Rows from a dataset>
----------

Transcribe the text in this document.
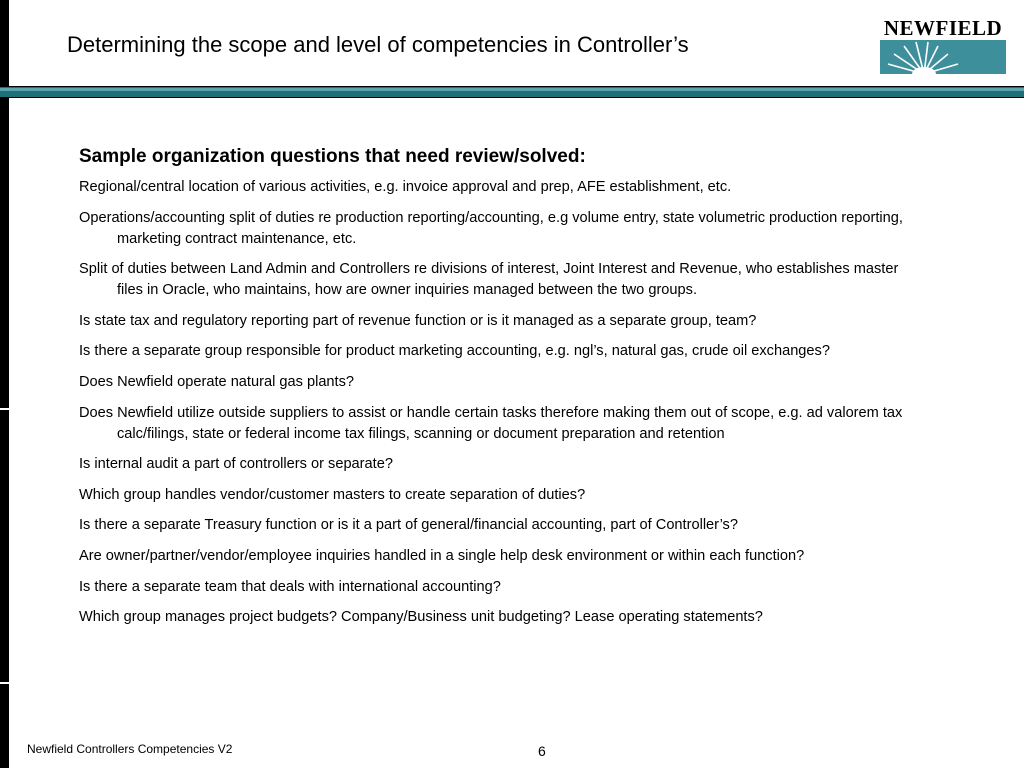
Determining the scope and level of competencies in Controller’s
NEWFIELD
Sample organization questions that need review/solved:
Regional/central location of various activities, e.g. invoice approval and prep, AFE establishment, etc.
Operations/accounting split of duties re production reporting/accounting, e.g volume entry, state volumetric production reporting, marketing contract maintenance, etc.
Split of duties between Land Admin and Controllers re divisions of interest, Joint Interest and Revenue, who establishes master files in Oracle, who maintains, how are owner inquiries managed between the two groups.
Is state tax and regulatory reporting part of revenue function or is it managed as a separate group, team?
Is there a separate group responsible for product marketing accounting, e.g. ngl’s, natural gas, crude oil exchanges?
Does Newfield operate natural gas plants?
Does Newfield utilize outside suppliers to assist or handle certain tasks therefore making them out of scope, e.g. ad valorem tax calc/filings, state or federal income tax filings, scanning or document preparation and retention
Is internal audit a part of controllers or separate?
Which group handles vendor/customer masters to create separation of duties?
Is there a separate Treasury function or is it a part of general/financial accounting, part of Controller’s?
Are owner/partner/vendor/employee inquiries handled in a single help desk environment or within each function?
Is there a separate team that deals with international accounting?
Which group manages project budgets? Company/Business unit budgeting? Lease operating statements?
Newfield Controllers Competencies V2	6
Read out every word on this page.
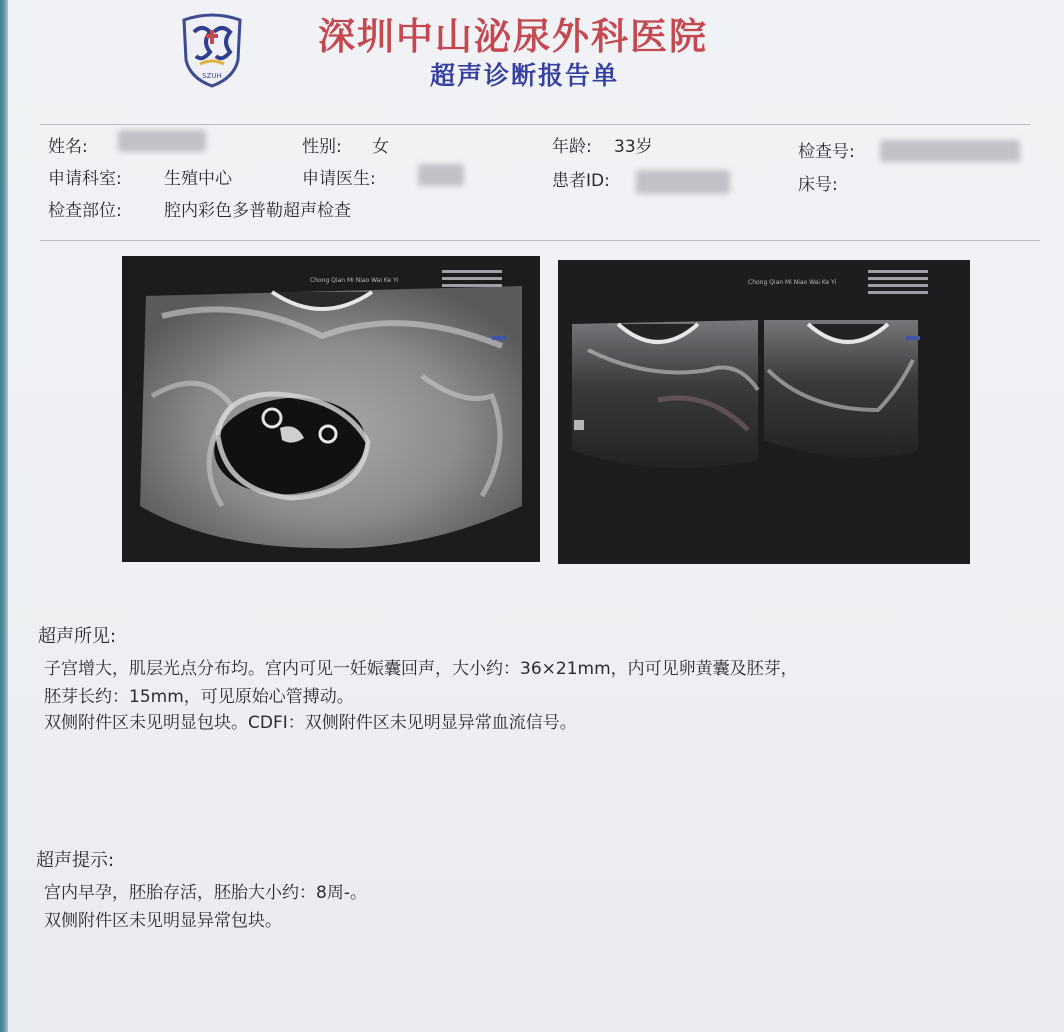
SZUH
深圳中山泌尿外科医院
超声诊断报告单
姓名:	性别: 女	年龄: 33岁	检查号:
申请科室: 生殖中心	申请医生:	患者ID:	床号:
检查部位: 腔内彩色多普勒超声检查
Chong Qian Mi Niao Wai Ke Yi	Chong Qian Mi Niao Wai Ke Yi
超声所见:
子宫增大，肌层光点分布均。宫内可见一妊娠囊回声，大小约：36×21mm，内可见卵黄囊及胚芽，
胚芽长约：15mm，可见原始心管搏动。
双侧附件区未见明显包块。CDFI：双侧附件区未见明显异常血流信号。
超声提示:
宫内早孕，胚胎存活，胚胎大小约：8周-。
双侧附件区未见明显异常包块。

----------

Task prompt> Reproduce each record from above exactly; pictures do not belong in the copy.

Exercise response>
Transcribe the text in this document.
Determining the scope and level of competencies in Controller’s
NEWFIELD
Sample organization questions that need review/solved:
Regional/central location of various activities, e.g. invoice approval and prep, AFE establishment, etc.
Operations/accounting split of duties re production reporting/accounting, e.g volume entry, state volumetric production reporting, marketing contract maintenance, etc.
Split of duties between Land Admin and Controllers re divisions of interest, Joint Interest and Revenue, who establishes master files in Oracle, who maintains, how are owner inquiries managed between the two groups.
Is state tax and regulatory reporting part of revenue function or is it managed as a separate group, team?
Is there a separate group responsible for product marketing accounting, e.g. ngl’s, natural gas, crude oil exchanges?
Does Newfield operate natural gas plants?
Does Newfield utilize outside suppliers to assist or handle certain tasks therefore making them out of scope, e.g. ad valorem tax calc/filings, state or federal income tax filings, scanning or document preparation and retention
Is internal audit a part of controllers or separate?
Which group handles vendor/customer masters to create separation of duties?
Is there a separate Treasury function or is it a part of general/financial accounting, part of Controller’s?
Are owner/partner/vendor/employee inquiries handled in a single help desk environment or within each function?
Is there a separate team that deals with international accounting?
Which group manages project budgets? Company/Business unit budgeting? Lease operating statements?
Newfield Controllers Competencies V2	6
Read out every word on this page.
SZUH
深圳中山泌尿外科医院
超声诊断报告单
姓名:	性别: 女	年龄: 33岁	检查号:
申请科室: 生殖中心	申请医生:	患者ID:	床号:
检查部位: 腔内彩色多普勒超声检查
Chong Qian Mi Niao Wai Ke Yi	Chong Qian Mi Niao Wai Ke Yi
超声所见:
子宫增大，肌层光点分布均。宫内可见一妊娠囊回声，大小约：36×21mm，内可见卵黄囊及胚芽，
胚芽长约：15mm，可见原始心管搏动。
双侧附件区未见明显包块。CDFI：双侧附件区未见明显异常血流信号。
超声提示:
宫内早孕，胚胎存活，胚胎大小约：8周-。
双侧附件区未见明显异常包块。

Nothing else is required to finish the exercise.